[Data entries]

________________

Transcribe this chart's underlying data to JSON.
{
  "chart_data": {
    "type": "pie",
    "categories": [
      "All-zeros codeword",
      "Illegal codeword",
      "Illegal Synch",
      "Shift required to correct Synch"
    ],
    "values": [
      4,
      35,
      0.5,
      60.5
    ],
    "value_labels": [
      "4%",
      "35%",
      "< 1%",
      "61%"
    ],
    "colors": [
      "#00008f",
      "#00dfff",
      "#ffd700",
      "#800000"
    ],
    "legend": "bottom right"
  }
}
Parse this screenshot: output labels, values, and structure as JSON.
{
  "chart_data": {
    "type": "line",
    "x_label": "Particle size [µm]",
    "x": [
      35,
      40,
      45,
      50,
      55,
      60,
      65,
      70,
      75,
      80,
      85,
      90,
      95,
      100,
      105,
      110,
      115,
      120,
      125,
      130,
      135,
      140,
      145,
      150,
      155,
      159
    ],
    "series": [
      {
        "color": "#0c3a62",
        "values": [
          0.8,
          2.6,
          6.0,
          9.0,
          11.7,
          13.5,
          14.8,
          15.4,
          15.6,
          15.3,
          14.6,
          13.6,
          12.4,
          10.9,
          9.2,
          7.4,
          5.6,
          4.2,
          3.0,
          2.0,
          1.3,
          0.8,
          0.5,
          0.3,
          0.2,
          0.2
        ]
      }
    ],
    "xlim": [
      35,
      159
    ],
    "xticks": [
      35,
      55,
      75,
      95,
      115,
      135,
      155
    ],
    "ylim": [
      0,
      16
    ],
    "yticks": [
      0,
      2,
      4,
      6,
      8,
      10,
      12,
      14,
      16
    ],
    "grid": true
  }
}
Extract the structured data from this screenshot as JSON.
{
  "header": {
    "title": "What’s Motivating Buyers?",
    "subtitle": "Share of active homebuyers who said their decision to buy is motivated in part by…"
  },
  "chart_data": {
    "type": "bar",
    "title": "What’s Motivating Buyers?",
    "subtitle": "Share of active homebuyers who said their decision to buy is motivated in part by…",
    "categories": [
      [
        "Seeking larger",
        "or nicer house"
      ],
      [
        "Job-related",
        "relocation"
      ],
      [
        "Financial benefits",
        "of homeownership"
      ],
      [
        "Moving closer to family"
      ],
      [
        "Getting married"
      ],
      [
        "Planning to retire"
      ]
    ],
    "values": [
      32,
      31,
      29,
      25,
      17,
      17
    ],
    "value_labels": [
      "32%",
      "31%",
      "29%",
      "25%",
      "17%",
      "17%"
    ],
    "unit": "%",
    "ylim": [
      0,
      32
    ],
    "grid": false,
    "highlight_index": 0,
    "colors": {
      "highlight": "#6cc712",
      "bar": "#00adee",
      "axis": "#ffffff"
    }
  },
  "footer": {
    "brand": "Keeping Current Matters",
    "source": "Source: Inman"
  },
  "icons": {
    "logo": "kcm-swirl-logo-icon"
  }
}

________________

Work out how many lines above contain the word "codeword". Give only the number.

2